Copy every line of the records below that holds the word "Uncorrected".

═══ Stored data

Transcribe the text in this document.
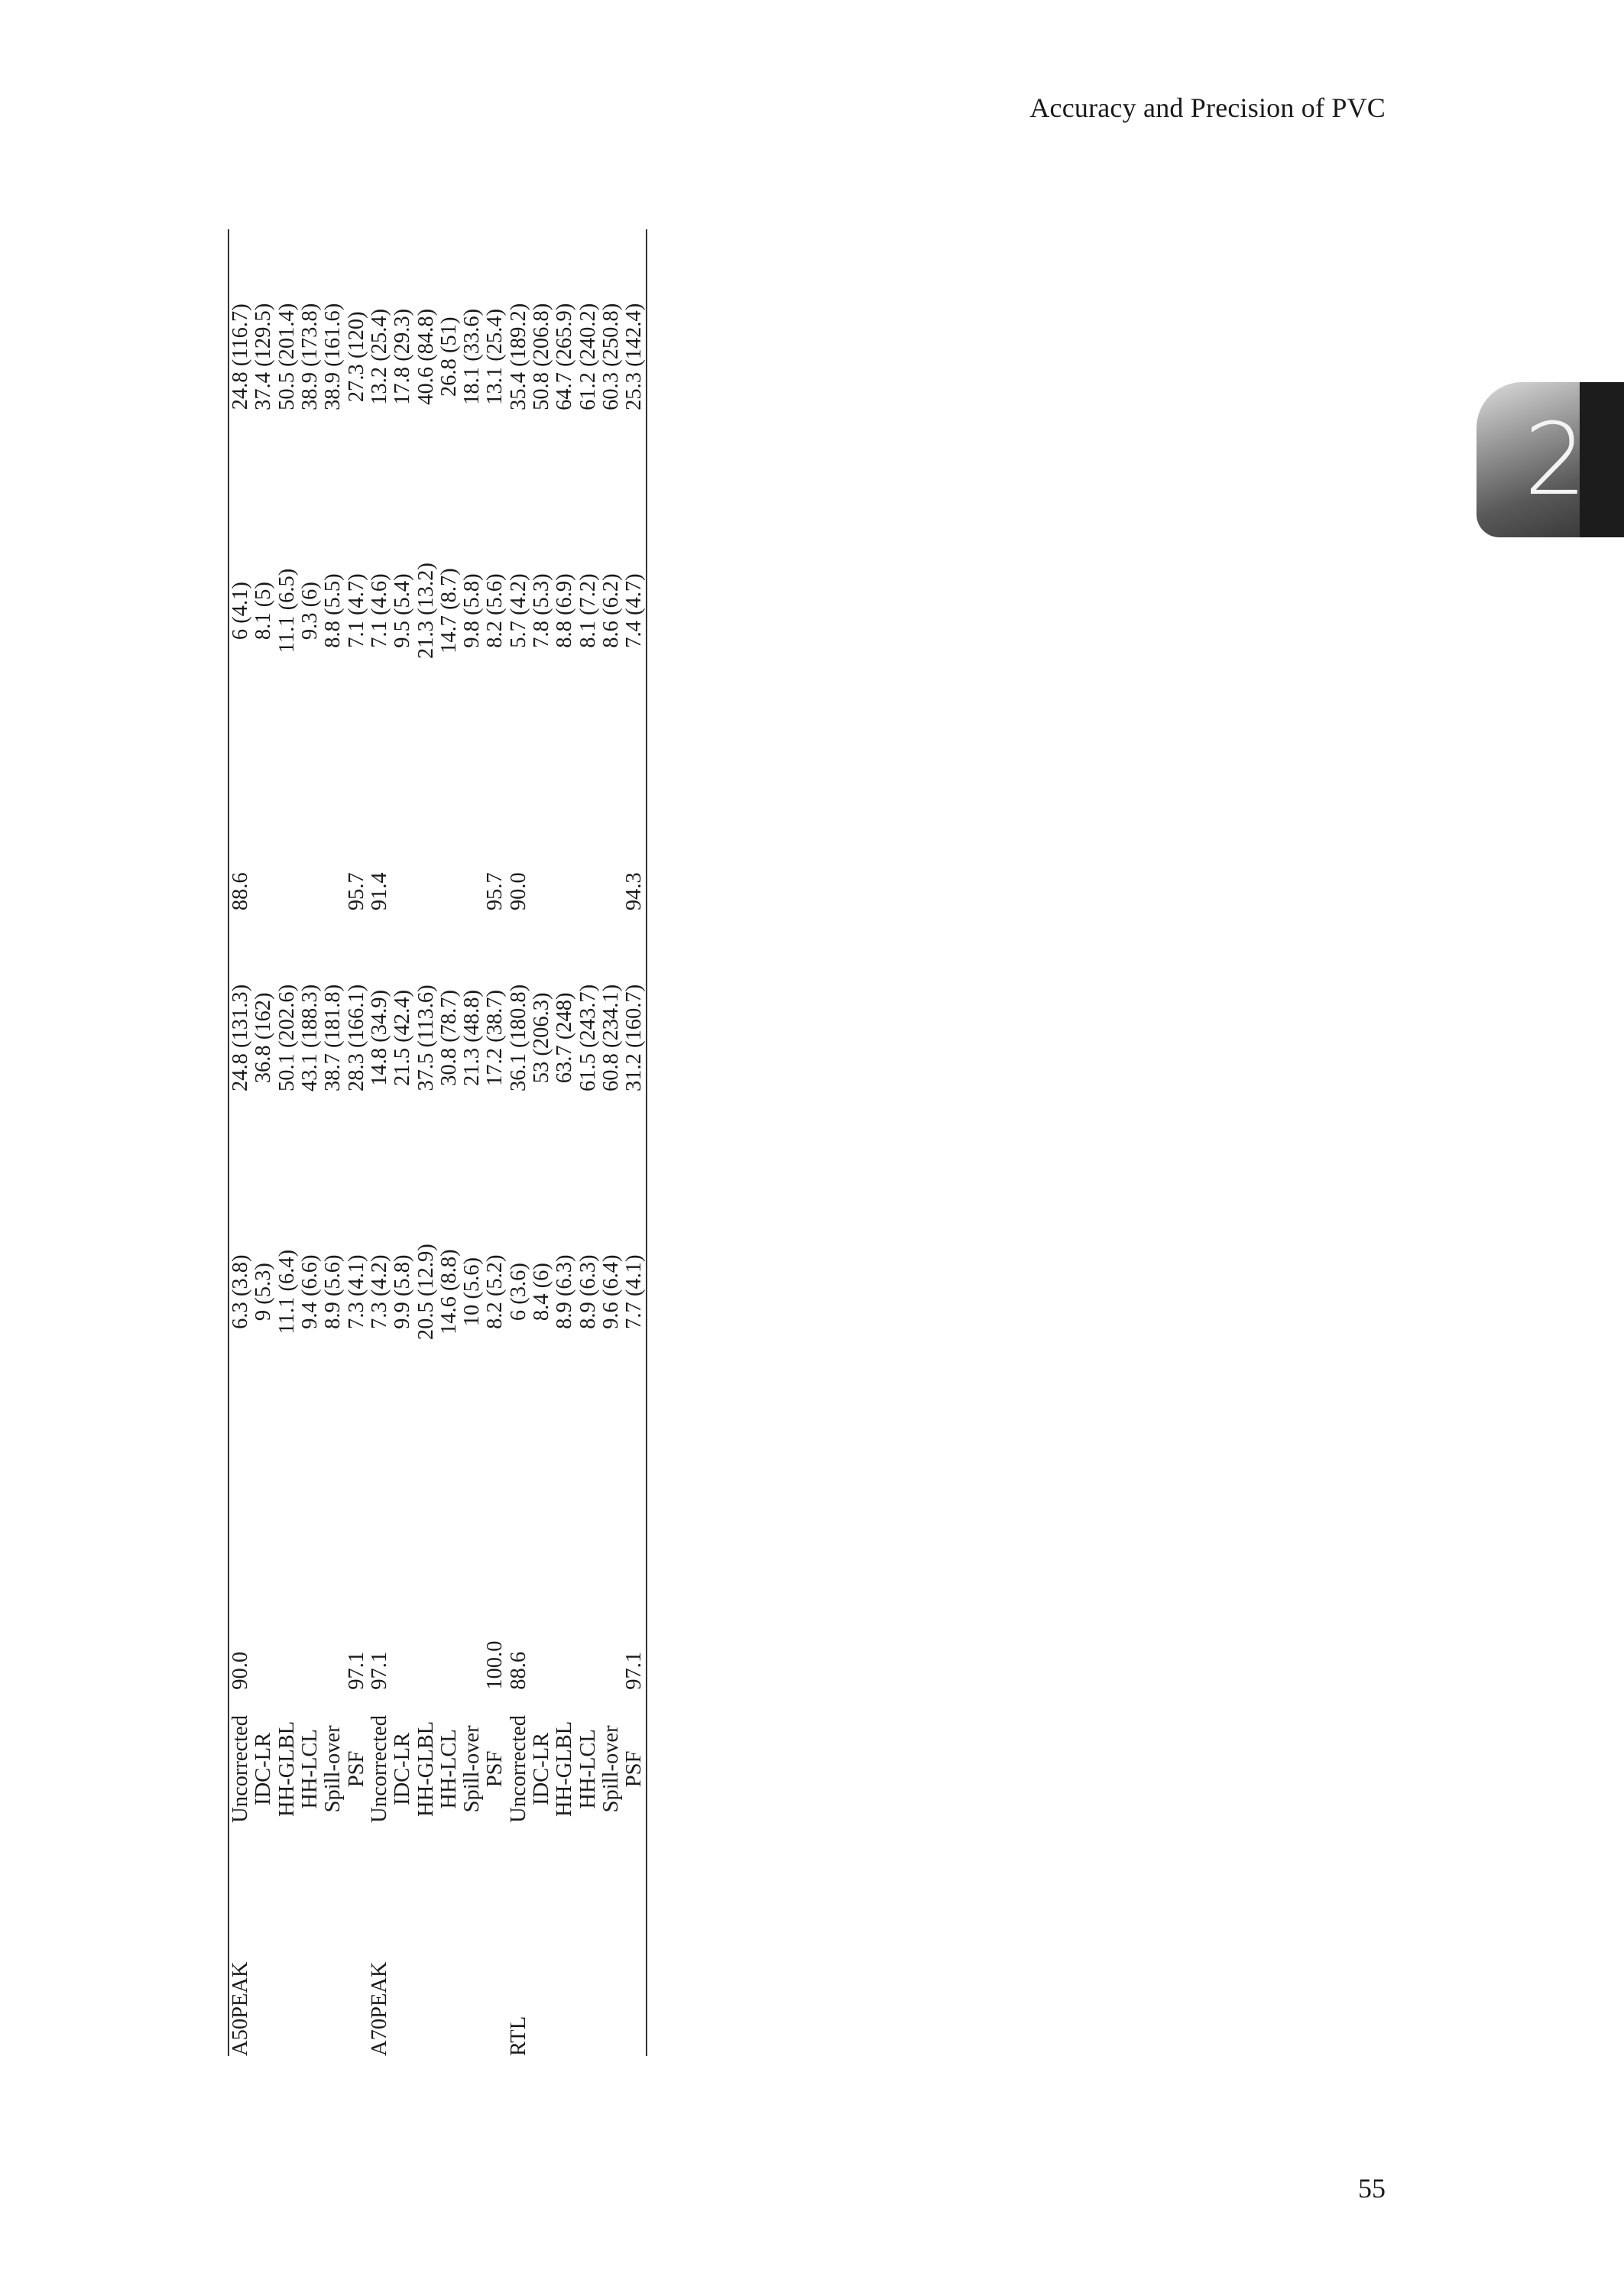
Accuracy and Precision of PVC
2
A50PEAK	Uncorrected	90.0	6.3 (3.8)	24.8 (131.3)	88.6	6 (4.1)	24.8 (116.7)
	IDC-LR		9 (5.3)	36.8 (162)		8.1 (5)	37.4 (129.5)
	HH-GLBL		11.1 (6.4)	50.1 (202.6)		11.1 (6.5)	50.5 (201.4)
	HH-LCL		9.4 (6.6)	43.1 (188.3)		9.3 (6)	38.9 (173.8)
	Spill-over		8.9 (5.6)	38.7 (181.8)		8.8 (5.5)	38.9 (161.6)
	PSF	97.1	7.3 (4.1)	28.3 (166.1)	95.7	7.1 (4.7)	27.3 (120)
A70PEAK	Uncorrected	97.1	7.3 (4.2)	14.8 (34.9)	91.4	7.1 (4.6)	13.2 (25.4)
	IDC-LR		9.9 (5.8)	21.5 (42.4)		9.5 (5.4)	17.8 (29.3)
	HH-GLBL		20.5 (12.9)	37.5 (113.6)		21.3 (13.2)	40.6 (84.8)
	HH-LCL		14.6 (8.8)	30.8 (78.7)		14.7 (8.7)	26.8 (51)
	Spill-over		10 (5.6)	21.3 (48.8)		9.8 (5.8)	18.1 (33.6)
	PSF	100.0	8.2 (5.2)	17.2 (38.7)	95.7	8.2 (5.6)	13.1 (25.4)
RTL	Uncorrected	88.6	6 (3.6)	36.1 (180.8)	90.0	5.7 (4.2)	35.4 (189.2)
	IDC-LR		8.4 (6)	53 (206.3)		7.8 (5.3)	50.8 (206.8)
	HH-GLBL		8.9 (6.3)	63.7 (248)		8.8 (6.9)	64.7 (265.9)
	HH-LCL		8.9 (6.3)	61.5 (243.7)		8.1 (7.2)	61.2 (240.2)
	Spill-over		9.6 (6.4)	60.8 (234.1)		8.6 (6.2)	60.3 (250.8)
	PSF	97.1	7.7 (4.1)	31.2 (160.7)	94.3	7.4 (4.7)	25.3 (142.4)
55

══════

**Exercise solution:**
A50PEAK	Uncorrected	90.0	6.3 (3.8)	24.8 (131.3)	88.6	6 (4.1)	24.8 (116.7)
A70PEAK	Uncorrected	97.1	7.3 (4.2)	14.8 (34.9)	91.4	7.1 (4.6)	13.2 (25.4)
RTL	Uncorrected	88.6	6 (3.6)	36.1 (180.8)	90.0	5.7 (4.2)	35.4 (189.2)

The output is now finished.